REQUIRED WORK: Find each line holding "Tirol" and copy it out.
====================
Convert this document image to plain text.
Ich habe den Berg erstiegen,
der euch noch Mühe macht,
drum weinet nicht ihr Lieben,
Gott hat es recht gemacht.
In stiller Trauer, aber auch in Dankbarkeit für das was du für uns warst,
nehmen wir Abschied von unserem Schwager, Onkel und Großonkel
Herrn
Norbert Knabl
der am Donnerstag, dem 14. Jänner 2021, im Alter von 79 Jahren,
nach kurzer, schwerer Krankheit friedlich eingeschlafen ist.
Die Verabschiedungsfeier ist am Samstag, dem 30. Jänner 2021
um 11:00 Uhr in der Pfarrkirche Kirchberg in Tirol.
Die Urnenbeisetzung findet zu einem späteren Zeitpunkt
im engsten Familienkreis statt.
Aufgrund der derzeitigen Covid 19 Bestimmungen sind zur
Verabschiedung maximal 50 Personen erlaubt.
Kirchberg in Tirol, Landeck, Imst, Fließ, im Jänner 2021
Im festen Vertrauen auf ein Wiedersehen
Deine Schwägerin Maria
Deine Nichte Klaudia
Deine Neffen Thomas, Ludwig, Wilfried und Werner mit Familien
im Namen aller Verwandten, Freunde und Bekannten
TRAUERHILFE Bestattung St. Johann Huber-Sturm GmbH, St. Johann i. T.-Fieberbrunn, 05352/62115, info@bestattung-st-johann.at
====================
THE REPLY:
um 11:00 Uhr in der Pfarrkirche Kirchberg in Tirol.
Kirchberg in Tirol, Landeck, Imst, Fließ, im Jänner 2021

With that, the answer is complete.